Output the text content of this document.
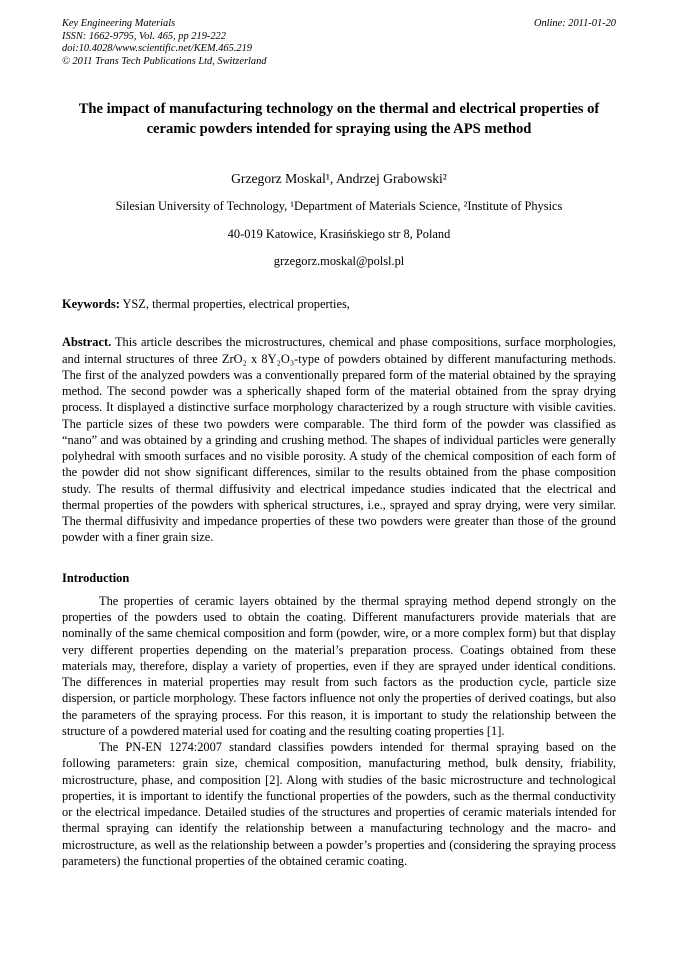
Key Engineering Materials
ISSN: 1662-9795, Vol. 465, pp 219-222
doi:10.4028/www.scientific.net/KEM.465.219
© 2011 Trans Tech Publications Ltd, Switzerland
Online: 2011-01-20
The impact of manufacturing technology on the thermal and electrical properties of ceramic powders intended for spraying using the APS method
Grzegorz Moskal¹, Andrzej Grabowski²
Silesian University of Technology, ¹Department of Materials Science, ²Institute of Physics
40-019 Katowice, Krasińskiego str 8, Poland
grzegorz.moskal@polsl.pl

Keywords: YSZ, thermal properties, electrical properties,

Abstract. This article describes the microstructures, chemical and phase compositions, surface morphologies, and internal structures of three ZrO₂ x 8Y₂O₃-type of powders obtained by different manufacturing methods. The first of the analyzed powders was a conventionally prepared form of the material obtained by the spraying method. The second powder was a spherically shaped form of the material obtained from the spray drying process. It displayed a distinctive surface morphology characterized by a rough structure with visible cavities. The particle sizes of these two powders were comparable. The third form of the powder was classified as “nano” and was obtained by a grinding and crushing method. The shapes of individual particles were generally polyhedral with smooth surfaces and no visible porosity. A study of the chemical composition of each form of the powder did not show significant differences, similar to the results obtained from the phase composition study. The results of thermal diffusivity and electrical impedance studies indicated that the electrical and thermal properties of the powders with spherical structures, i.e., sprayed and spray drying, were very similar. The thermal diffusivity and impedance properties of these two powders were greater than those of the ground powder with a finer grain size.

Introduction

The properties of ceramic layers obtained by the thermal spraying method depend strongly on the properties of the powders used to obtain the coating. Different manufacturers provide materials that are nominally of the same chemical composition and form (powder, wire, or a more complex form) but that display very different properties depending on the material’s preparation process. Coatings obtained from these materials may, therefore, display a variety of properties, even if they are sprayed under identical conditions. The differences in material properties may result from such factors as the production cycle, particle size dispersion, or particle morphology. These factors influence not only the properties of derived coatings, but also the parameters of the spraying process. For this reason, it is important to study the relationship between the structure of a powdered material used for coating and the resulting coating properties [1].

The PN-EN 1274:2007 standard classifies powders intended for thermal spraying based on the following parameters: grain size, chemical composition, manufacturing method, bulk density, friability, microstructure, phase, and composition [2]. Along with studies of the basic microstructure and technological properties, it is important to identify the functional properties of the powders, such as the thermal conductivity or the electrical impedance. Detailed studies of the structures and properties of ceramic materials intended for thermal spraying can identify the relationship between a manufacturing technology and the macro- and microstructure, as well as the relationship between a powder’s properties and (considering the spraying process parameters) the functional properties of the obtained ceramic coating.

□ □ □ □ □

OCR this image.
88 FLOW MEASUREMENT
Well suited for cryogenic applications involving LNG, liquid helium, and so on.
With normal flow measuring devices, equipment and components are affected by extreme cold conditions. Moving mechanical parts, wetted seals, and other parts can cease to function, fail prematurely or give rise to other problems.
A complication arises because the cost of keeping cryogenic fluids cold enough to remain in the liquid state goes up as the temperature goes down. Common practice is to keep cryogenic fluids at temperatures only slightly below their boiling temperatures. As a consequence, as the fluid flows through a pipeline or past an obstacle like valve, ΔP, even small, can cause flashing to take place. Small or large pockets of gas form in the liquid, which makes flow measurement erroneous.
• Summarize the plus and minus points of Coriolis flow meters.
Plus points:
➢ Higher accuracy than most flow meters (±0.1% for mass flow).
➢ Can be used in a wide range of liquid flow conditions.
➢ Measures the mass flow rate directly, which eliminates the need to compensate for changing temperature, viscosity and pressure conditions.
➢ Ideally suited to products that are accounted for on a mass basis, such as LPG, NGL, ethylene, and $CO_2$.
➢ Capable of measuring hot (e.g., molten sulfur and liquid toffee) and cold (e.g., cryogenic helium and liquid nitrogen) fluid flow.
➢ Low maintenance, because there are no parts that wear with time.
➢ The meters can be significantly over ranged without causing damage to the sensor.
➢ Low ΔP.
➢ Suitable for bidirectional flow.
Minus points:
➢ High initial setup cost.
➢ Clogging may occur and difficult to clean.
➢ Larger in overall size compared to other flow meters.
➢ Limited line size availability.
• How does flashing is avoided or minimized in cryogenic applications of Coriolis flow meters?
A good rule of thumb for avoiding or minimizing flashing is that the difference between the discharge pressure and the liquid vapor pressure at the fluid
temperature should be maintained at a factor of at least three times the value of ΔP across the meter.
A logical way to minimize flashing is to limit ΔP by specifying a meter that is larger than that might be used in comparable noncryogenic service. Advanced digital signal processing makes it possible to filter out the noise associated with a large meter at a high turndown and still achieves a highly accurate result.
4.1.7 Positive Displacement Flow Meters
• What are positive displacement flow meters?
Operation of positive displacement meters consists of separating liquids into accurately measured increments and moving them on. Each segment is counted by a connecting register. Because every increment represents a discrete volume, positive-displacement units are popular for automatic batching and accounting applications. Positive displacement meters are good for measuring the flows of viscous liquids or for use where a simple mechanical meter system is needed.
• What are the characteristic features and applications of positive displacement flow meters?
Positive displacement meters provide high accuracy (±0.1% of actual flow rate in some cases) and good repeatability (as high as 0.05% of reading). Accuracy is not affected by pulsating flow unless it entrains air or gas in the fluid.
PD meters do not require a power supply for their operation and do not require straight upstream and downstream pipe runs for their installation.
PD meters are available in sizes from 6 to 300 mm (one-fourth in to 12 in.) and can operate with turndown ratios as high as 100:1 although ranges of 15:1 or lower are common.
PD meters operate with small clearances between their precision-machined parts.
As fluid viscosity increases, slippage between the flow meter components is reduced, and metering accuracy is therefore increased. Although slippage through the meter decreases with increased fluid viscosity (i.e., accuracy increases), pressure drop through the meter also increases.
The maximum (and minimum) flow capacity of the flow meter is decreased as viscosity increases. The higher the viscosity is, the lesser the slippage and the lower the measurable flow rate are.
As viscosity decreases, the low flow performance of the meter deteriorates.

□ □ □ □ □

Exercise description: State, as a bare number, how many lines of the listing hold the word "Coriolis".

Reply to the task: 2